Output exactly the lines between the line that contains "Convert this document image to plain text." and the last line of the material, counting both.

## begin Data entries

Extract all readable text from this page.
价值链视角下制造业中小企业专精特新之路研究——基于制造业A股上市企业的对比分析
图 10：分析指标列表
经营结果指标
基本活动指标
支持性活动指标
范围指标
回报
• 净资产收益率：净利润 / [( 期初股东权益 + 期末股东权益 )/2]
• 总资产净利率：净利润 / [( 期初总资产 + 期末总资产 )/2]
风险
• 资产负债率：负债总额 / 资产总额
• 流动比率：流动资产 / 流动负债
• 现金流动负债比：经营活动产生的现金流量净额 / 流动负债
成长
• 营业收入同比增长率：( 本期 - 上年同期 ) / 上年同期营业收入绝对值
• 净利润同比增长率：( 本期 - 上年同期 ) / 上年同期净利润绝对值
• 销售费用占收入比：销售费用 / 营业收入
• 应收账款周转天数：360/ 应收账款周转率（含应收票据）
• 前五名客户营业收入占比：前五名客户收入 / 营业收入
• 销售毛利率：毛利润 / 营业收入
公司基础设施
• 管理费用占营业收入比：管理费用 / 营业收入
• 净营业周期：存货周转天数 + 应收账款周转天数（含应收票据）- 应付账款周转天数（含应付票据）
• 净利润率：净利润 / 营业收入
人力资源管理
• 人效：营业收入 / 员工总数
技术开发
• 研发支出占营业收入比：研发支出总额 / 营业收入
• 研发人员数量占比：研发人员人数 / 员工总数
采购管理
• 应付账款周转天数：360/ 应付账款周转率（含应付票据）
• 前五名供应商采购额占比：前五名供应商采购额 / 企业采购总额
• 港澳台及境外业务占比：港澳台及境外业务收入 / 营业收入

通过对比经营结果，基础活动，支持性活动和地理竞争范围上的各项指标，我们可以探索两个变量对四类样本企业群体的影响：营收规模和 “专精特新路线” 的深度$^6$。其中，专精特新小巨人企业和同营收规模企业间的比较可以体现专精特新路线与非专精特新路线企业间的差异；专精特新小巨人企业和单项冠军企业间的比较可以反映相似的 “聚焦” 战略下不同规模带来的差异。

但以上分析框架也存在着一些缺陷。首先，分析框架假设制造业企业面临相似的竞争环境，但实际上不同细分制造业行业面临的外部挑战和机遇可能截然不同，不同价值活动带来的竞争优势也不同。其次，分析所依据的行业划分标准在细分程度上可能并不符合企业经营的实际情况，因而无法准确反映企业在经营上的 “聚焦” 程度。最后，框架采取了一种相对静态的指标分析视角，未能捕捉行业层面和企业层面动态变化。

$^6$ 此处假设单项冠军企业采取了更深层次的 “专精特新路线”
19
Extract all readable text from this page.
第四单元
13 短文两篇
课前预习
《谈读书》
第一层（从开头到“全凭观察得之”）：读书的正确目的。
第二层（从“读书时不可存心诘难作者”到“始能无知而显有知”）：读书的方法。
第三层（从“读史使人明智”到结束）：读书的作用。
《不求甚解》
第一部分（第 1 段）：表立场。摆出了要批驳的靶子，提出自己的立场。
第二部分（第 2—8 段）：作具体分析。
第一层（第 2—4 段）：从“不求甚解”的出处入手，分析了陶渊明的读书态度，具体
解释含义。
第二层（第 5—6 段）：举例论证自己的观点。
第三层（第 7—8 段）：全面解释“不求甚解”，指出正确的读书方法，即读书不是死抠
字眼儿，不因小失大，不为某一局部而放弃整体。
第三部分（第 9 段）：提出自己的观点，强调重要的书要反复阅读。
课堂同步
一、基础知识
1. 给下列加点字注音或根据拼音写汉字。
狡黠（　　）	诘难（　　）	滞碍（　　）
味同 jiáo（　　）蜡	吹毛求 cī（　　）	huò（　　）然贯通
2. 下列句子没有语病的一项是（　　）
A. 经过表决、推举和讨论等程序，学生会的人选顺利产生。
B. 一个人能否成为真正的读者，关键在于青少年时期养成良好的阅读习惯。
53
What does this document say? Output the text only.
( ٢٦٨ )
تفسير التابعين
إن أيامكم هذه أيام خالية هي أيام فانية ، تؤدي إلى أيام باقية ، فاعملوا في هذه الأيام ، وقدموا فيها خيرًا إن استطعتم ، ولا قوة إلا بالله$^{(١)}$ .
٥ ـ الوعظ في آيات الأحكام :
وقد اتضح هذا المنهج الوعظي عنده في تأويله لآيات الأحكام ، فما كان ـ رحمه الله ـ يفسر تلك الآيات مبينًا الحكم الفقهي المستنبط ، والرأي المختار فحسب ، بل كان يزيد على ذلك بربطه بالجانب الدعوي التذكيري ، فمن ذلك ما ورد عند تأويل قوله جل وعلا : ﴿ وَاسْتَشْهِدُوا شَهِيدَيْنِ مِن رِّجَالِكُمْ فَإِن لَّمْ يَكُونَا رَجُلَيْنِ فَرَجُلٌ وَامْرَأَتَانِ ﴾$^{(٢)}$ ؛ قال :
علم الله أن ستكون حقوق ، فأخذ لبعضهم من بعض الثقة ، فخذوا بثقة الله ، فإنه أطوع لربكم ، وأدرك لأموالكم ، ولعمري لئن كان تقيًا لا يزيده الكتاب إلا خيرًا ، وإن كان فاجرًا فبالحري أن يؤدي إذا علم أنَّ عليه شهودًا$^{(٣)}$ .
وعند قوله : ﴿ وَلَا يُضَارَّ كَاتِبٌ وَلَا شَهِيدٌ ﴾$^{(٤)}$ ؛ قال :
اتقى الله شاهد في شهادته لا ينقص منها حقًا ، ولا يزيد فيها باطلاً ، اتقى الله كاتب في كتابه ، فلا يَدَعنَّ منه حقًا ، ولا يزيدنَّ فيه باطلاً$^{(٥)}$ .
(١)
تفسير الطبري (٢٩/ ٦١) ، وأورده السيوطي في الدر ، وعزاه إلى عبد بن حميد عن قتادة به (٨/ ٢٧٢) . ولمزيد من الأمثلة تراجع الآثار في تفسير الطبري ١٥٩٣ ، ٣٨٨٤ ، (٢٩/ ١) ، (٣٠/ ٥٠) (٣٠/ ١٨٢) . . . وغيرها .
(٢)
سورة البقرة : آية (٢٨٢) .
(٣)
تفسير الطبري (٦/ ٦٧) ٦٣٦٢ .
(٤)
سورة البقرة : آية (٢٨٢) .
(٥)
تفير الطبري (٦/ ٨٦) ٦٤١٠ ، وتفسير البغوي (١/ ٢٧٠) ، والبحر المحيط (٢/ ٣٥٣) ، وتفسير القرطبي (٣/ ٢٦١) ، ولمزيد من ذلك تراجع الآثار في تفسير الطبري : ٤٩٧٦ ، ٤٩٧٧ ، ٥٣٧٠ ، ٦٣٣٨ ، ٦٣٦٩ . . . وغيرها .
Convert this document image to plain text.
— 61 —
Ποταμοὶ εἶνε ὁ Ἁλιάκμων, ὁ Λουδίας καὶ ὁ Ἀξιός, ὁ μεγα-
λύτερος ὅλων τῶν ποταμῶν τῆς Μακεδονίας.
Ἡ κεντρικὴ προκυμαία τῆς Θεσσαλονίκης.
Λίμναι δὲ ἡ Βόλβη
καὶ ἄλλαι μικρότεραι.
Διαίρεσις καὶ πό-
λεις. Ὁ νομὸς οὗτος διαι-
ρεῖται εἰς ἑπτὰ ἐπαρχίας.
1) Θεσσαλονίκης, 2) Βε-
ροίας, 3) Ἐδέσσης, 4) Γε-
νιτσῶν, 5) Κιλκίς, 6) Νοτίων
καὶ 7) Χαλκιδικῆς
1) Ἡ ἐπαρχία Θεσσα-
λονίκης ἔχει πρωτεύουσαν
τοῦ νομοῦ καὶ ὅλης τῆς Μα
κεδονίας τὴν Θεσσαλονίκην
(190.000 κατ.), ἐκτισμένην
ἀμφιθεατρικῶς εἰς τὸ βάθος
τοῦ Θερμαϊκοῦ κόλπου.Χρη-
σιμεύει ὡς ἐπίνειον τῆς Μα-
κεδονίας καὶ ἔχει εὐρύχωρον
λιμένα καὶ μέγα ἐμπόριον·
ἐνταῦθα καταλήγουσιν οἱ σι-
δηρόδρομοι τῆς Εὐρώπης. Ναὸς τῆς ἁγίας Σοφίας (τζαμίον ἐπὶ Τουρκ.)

## end Data entries

Written answer
Convert this document image to plain text.
— 61 —
Ποταμοὶ εἶνε ὁ Ἁλιάκμων, ὁ Λουδίας καὶ ὁ Ἀξιός, ὁ μεγα-
λύτερος ὅλων τῶν ποταμῶν τῆς Μακεδονίας.
Ἡ κεντρικὴ προκυμαία τῆς Θεσσαλονίκης.
Λίμναι δὲ ἡ Βόλβη
καὶ ἄλλαι μικρότεραι.
Διαίρεσις καὶ πό-
λεις. Ὁ νομὸς οὗτος διαι-
ρεῖται εἰς ἑπτὰ ἐπαρχίας.
1) Θεσσαλονίκης, 2) Βε-
ροίας, 3) Ἐδέσσης, 4) Γε-
νιτσῶν, 5) Κιλκίς, 6) Νοτίων
καὶ 7) Χαλκιδικῆς
1) Ἡ ἐπαρχία Θεσσα-
λονίκης ἔχει πρωτεύουσαν
τοῦ νομοῦ καὶ ὅλης τῆς Μα
κεδονίας τὴν Θεσσαλονίκην
(190.000 κατ.), ἐκτισμένην
ἀμφιθεατρικῶς εἰς τὸ βάθος
τοῦ Θερμαϊκοῦ κόλπου.Χρη-
σιμεύει ὡς ἐπίνειον τῆς Μα-
κεδονίας καὶ ἔχει εὐρύχωρον
λιμένα καὶ μέγα ἐμπόριον·
ἐνταῦθα καταλήγουσιν οἱ σι-
δηρόδρομοι τῆς Εὐρώπης. Ναὸς τῆς ἁγίας Σοφίας (τζαμίον ἐπὶ Τουρκ.)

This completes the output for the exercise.